■ **GOAL OF THE EXERCISE**
Retype the records below without any changes, beginning with the line that contains "101, 1024, 133]" and ending with the line that contains "List all visible", both included.

■ **DATA ENTRIES**
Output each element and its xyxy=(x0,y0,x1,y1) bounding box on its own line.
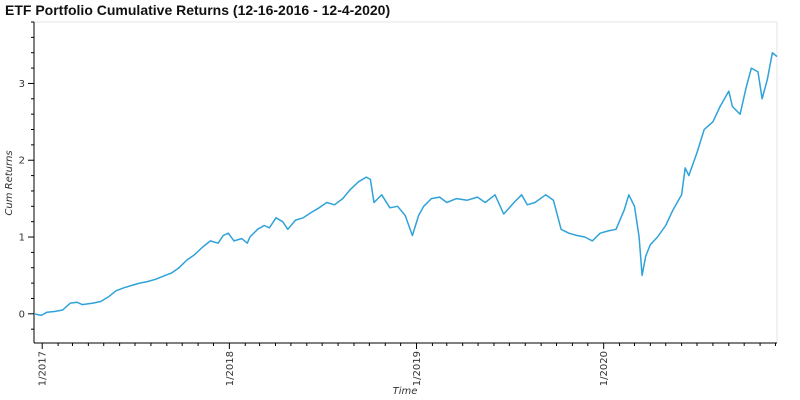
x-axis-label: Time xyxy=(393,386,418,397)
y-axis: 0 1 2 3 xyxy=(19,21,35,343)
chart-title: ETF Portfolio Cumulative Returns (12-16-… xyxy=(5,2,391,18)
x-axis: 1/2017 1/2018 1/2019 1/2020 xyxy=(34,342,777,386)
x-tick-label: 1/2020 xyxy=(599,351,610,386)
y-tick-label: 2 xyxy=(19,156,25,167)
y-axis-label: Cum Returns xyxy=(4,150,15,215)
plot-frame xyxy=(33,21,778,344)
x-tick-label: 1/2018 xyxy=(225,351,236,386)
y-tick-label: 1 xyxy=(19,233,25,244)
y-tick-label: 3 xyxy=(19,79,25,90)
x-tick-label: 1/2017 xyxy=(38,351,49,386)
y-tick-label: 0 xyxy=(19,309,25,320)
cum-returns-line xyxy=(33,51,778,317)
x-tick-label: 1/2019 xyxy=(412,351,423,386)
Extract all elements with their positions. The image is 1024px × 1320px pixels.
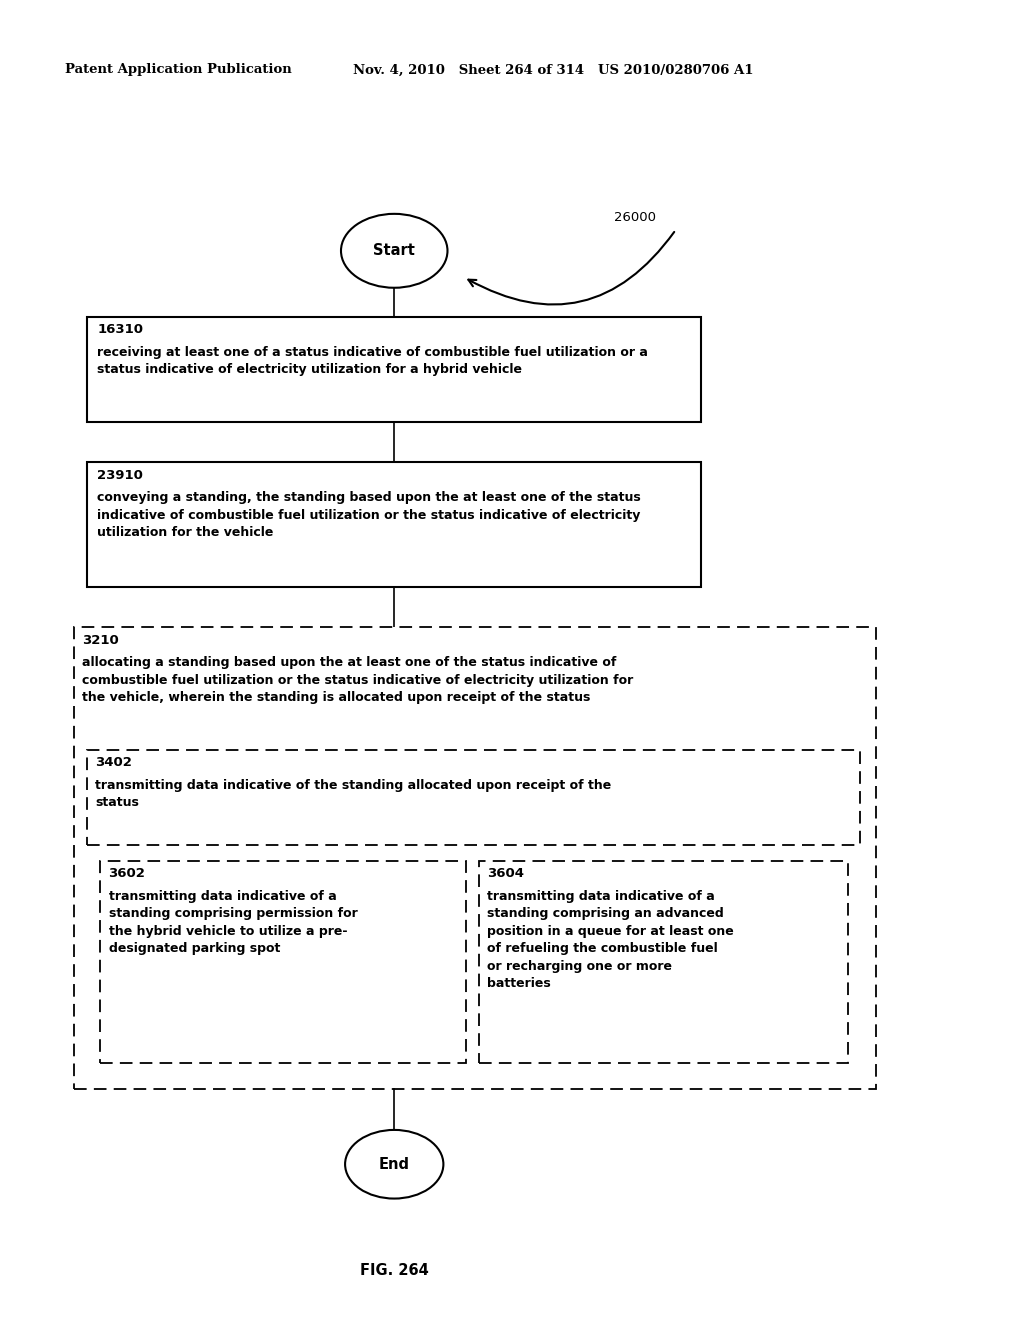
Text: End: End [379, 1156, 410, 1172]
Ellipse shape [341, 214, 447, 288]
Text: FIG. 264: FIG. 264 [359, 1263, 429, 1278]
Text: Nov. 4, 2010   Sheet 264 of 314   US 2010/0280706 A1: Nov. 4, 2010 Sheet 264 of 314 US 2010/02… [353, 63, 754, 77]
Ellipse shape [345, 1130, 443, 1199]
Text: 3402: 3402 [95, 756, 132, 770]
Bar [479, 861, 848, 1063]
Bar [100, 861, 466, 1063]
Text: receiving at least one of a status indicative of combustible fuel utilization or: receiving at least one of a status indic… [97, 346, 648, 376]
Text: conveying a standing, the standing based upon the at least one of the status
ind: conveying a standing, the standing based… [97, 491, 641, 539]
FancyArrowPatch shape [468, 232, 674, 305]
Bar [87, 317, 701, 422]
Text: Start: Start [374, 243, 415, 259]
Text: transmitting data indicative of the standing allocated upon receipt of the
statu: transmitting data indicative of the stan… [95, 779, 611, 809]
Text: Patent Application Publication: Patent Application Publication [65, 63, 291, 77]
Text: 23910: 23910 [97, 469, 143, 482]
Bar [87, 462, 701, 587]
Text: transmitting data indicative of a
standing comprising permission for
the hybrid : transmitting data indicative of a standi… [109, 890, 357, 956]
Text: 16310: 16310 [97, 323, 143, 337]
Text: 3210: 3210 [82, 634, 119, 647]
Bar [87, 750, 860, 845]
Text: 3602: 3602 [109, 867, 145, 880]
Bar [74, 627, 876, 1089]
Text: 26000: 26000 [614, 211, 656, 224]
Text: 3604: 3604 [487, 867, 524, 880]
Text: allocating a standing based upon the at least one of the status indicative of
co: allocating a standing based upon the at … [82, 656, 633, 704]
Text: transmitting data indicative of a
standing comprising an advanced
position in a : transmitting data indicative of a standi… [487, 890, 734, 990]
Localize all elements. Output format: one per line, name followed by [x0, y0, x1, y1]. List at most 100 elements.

--

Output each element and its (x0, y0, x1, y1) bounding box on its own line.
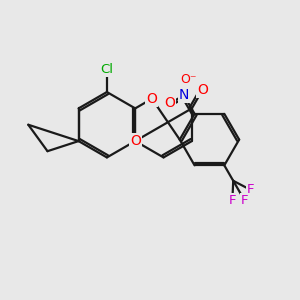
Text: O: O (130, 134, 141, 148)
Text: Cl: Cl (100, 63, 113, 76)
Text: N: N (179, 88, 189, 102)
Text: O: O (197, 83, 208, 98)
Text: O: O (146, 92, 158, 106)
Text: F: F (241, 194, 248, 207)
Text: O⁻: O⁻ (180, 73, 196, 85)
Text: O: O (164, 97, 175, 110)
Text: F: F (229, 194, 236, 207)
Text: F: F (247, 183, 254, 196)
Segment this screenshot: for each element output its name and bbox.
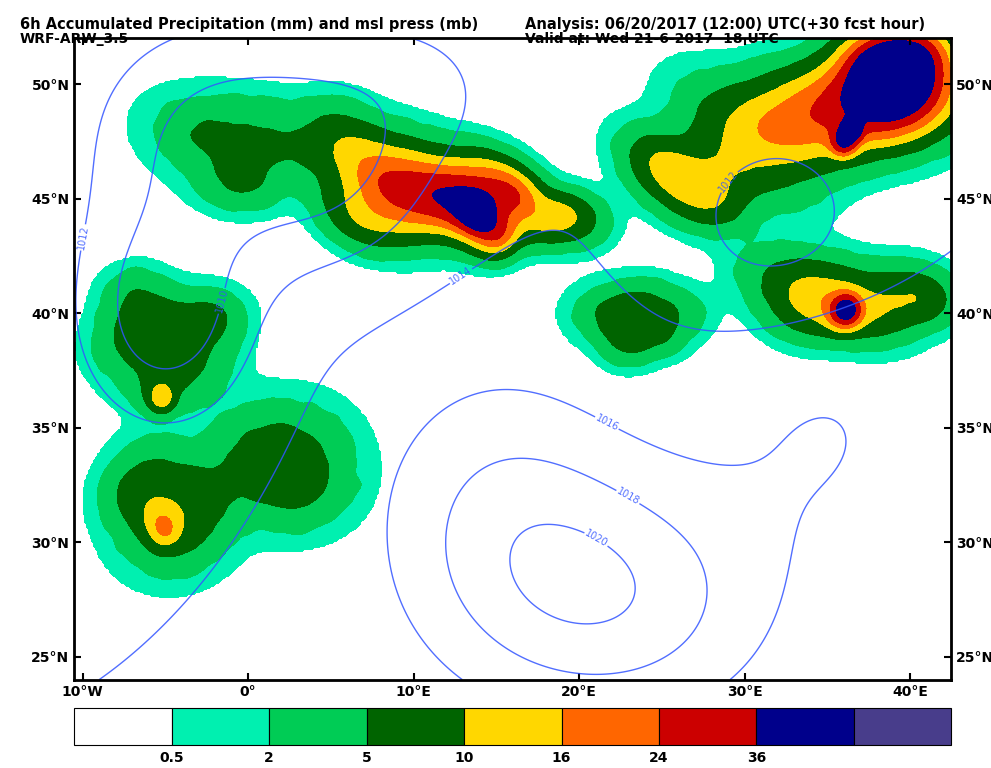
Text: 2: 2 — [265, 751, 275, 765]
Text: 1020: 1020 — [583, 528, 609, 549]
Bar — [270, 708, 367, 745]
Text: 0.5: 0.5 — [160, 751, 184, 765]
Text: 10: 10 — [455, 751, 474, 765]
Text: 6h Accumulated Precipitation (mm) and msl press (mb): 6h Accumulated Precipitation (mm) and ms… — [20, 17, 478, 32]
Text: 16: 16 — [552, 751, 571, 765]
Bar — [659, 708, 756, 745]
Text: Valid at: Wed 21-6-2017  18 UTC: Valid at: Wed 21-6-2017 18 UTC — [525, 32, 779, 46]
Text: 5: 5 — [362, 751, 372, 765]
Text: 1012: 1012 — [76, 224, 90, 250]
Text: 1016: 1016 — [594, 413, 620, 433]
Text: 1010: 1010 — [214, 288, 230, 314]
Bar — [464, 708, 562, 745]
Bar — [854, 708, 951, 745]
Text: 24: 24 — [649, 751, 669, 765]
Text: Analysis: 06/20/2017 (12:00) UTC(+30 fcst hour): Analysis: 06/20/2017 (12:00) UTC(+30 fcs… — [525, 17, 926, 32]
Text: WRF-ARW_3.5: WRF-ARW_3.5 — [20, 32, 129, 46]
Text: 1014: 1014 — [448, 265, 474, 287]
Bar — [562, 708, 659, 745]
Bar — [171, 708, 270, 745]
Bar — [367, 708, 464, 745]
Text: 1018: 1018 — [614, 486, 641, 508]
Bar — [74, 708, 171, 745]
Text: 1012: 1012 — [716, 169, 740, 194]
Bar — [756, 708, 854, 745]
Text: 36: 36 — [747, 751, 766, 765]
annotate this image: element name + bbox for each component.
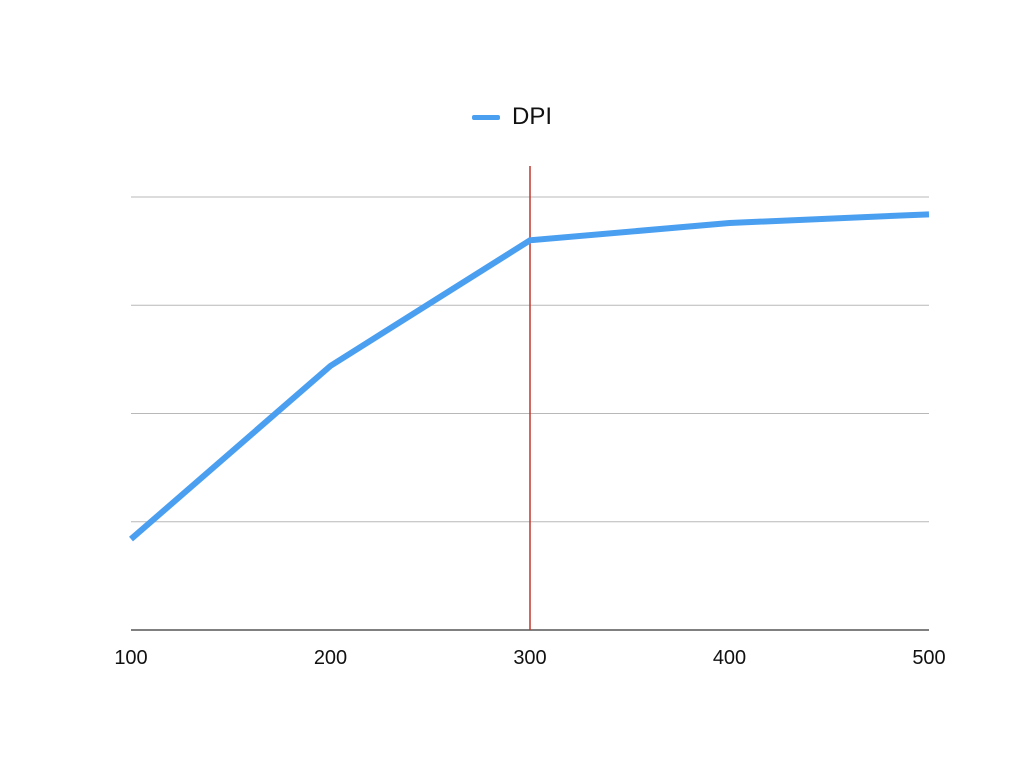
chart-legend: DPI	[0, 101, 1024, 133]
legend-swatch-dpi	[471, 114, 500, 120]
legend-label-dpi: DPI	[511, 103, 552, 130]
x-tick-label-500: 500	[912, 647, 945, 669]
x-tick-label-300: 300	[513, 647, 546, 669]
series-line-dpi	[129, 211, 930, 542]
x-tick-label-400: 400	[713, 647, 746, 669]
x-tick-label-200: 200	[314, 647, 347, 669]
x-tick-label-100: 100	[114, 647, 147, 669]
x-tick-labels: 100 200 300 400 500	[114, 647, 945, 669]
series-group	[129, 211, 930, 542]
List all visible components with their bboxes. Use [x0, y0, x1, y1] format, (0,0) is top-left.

* * *

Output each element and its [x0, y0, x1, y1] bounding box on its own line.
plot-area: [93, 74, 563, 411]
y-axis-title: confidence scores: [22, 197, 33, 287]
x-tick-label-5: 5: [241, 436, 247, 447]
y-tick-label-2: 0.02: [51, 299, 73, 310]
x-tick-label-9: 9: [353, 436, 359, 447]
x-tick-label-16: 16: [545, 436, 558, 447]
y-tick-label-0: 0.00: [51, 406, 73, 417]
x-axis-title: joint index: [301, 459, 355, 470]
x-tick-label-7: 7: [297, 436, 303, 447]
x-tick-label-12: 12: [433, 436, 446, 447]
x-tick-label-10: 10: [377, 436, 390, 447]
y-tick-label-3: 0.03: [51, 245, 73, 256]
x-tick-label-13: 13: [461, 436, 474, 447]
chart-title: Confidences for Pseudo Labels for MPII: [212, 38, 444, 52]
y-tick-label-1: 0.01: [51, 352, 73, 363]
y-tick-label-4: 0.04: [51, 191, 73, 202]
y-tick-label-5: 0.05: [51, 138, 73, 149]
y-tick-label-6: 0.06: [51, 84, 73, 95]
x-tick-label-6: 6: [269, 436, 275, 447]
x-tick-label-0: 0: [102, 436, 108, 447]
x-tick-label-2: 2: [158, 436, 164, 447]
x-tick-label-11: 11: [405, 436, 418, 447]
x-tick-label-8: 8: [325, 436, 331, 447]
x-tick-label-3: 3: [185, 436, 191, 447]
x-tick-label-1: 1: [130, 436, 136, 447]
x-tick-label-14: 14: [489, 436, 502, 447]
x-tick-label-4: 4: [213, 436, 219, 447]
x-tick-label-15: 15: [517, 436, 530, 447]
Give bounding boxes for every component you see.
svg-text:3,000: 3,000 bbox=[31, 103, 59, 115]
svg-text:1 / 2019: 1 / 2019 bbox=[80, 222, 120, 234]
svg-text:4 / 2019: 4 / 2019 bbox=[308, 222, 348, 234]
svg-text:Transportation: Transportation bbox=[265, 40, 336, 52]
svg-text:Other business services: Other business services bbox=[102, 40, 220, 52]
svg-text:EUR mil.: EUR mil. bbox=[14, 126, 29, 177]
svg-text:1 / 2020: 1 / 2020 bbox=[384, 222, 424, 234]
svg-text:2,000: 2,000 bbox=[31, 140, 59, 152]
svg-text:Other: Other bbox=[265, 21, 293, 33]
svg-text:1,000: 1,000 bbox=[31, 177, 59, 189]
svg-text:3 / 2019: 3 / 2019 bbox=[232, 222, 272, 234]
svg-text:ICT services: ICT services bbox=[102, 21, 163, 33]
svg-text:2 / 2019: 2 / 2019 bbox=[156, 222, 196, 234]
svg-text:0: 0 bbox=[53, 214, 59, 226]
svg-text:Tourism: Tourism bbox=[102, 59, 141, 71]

■ **EXPECTED OUTPUT**
chart-legend: DPI	[0, 101, 1024, 133]
legend-swatch-dpi	[471, 114, 500, 120]
legend-label-dpi: DPI	[511, 103, 552, 130]
x-tick-label-500: 500	[912, 647, 945, 669]
x-tick-label-300: 300	[513, 647, 546, 669]
series-line-dpi	[129, 211, 930, 542]
x-tick-label-400: 400	[713, 647, 746, 669]
x-tick-label-200: 200	[314, 647, 347, 669]
x-tick-label-100: 100	[114, 647, 147, 669]
x-tick-labels: 100 200 300 400 500	[114, 647, 945, 669]
series-group	[129, 211, 930, 542]
List all visible components with their bboxes. Use [x0, y0, x1, y1] format, (0,0) is top-left.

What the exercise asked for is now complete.